**TO DO:**
Can you pull out each line of the data below that includes the word "varphi"?

**INPUT RECORDS:**
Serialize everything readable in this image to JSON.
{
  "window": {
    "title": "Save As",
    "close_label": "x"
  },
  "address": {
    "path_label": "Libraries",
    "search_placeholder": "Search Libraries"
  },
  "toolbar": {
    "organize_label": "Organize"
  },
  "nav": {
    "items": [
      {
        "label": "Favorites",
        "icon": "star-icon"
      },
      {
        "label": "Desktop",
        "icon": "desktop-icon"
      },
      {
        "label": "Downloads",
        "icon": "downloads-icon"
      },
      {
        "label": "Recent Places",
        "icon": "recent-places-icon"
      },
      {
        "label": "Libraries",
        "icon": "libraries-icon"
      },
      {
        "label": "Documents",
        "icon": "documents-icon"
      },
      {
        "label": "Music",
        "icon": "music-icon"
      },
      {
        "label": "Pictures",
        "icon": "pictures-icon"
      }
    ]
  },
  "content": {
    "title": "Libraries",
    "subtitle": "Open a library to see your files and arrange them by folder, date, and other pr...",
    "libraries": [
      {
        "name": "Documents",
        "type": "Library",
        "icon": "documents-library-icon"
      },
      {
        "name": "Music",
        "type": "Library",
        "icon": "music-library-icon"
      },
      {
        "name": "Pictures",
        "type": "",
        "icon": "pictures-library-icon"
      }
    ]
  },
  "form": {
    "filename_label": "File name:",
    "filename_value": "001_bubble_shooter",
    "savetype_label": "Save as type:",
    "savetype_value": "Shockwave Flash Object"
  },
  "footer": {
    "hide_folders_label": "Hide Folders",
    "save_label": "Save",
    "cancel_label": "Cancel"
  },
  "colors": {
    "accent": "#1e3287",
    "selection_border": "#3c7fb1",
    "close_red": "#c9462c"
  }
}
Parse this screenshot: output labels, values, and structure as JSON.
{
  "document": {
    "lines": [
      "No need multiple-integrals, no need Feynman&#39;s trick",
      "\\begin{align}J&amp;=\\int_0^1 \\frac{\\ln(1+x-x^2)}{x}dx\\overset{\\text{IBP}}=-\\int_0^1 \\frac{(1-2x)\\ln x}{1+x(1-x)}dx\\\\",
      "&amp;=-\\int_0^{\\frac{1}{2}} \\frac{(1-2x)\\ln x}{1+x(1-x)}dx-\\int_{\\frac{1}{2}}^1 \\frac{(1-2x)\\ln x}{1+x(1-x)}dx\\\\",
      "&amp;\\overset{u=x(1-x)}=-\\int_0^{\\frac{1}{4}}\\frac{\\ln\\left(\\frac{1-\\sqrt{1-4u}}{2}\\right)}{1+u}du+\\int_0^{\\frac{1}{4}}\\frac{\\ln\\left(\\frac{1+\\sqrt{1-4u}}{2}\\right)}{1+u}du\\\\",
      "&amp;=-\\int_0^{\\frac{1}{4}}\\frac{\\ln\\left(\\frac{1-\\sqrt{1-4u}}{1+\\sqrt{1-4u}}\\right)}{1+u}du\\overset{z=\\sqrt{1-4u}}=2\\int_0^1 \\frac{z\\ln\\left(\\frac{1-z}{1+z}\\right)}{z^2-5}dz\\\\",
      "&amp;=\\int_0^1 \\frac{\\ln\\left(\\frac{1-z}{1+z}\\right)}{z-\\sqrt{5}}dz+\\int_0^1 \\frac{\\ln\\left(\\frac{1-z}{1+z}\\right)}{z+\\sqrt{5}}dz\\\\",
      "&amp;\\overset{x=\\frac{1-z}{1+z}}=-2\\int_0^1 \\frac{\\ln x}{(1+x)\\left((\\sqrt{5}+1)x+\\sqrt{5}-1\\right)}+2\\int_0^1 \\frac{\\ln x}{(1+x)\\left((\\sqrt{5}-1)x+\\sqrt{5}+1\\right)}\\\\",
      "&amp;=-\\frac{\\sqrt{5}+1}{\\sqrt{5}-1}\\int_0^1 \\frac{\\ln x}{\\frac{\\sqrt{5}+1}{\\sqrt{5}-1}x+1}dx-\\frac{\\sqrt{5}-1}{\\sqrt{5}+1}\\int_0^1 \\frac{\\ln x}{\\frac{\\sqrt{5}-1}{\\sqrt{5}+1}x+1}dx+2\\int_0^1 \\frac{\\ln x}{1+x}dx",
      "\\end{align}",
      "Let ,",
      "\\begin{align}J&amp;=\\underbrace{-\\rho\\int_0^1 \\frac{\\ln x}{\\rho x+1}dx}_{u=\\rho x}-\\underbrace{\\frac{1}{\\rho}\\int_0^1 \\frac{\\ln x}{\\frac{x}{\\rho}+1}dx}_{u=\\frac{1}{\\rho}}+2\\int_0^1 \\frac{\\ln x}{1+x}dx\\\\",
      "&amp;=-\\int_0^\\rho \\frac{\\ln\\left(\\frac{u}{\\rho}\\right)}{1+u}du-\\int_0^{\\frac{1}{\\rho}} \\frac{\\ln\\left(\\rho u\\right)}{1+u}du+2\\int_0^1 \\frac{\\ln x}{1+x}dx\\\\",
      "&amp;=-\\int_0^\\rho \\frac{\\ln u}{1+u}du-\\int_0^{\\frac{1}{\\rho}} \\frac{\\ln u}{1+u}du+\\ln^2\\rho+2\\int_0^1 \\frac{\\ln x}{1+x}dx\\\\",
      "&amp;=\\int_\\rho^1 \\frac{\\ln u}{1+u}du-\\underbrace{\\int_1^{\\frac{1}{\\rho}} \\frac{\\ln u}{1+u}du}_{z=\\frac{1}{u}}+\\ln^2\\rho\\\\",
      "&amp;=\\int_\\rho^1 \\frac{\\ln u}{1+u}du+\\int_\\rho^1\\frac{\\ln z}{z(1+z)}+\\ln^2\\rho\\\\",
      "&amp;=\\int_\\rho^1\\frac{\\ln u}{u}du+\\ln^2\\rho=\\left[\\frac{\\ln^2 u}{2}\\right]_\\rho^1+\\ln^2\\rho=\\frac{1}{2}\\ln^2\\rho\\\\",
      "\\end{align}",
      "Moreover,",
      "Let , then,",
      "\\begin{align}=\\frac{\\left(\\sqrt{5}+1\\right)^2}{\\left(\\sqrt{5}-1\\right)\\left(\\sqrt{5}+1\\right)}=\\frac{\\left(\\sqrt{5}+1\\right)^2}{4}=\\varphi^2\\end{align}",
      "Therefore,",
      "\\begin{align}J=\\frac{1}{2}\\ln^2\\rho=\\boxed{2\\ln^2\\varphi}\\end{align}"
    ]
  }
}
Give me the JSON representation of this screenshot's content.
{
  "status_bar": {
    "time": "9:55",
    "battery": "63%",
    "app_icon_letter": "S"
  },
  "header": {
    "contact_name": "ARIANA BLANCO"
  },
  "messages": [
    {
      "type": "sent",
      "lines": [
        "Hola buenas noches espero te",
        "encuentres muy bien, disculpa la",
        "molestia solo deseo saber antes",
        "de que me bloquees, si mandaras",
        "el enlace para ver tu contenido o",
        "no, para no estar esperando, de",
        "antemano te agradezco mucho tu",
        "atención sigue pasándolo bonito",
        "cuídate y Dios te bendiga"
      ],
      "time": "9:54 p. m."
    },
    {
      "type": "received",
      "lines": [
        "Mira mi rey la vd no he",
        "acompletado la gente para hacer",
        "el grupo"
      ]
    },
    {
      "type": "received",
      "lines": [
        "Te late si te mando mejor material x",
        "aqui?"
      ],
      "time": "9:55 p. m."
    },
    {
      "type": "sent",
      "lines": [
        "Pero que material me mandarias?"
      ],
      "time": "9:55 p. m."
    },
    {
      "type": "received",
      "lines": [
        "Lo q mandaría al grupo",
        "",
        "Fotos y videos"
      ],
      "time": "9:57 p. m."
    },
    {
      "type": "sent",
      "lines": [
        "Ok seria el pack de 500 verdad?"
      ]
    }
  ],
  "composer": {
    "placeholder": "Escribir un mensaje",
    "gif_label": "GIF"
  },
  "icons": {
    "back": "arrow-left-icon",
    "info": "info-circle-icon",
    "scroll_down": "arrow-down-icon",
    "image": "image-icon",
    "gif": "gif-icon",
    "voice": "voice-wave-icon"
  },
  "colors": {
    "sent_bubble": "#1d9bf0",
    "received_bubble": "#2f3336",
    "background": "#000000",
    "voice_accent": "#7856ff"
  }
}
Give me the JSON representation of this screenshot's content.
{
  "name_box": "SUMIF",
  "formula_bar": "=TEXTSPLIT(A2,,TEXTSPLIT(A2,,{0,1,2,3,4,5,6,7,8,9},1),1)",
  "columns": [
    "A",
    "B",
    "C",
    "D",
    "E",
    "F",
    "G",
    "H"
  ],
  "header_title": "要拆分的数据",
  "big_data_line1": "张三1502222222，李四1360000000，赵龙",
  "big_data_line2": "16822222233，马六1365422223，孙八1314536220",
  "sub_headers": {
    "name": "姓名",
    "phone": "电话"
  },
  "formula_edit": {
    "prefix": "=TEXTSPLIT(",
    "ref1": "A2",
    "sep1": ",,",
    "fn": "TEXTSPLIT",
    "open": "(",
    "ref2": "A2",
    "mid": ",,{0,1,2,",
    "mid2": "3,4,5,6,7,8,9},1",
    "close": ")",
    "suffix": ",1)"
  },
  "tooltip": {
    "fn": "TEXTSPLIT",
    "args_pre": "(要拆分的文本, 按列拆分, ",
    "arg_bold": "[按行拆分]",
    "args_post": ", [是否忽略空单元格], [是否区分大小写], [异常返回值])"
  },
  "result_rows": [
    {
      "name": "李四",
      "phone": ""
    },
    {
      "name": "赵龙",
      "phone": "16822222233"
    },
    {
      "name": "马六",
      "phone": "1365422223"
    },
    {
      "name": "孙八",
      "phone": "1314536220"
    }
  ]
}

**EXERCISE RESULT:**
      "\\begin{align}=\\frac{\\left(\\sqrt{5}+1\\right)^2}{\\left(\\sqrt{5}-1\\right)\\left(\\sqrt{5}+1\\right)}=\\frac{\\left(\\sqrt{5}+1\\right)^2}{4}=\\varphi^2\\end{align}",
      "\\begin{align}J=\\frac{1}{2}\\ln^2\\rho=\\boxed{2\\ln^2\\varphi}\\end{align}"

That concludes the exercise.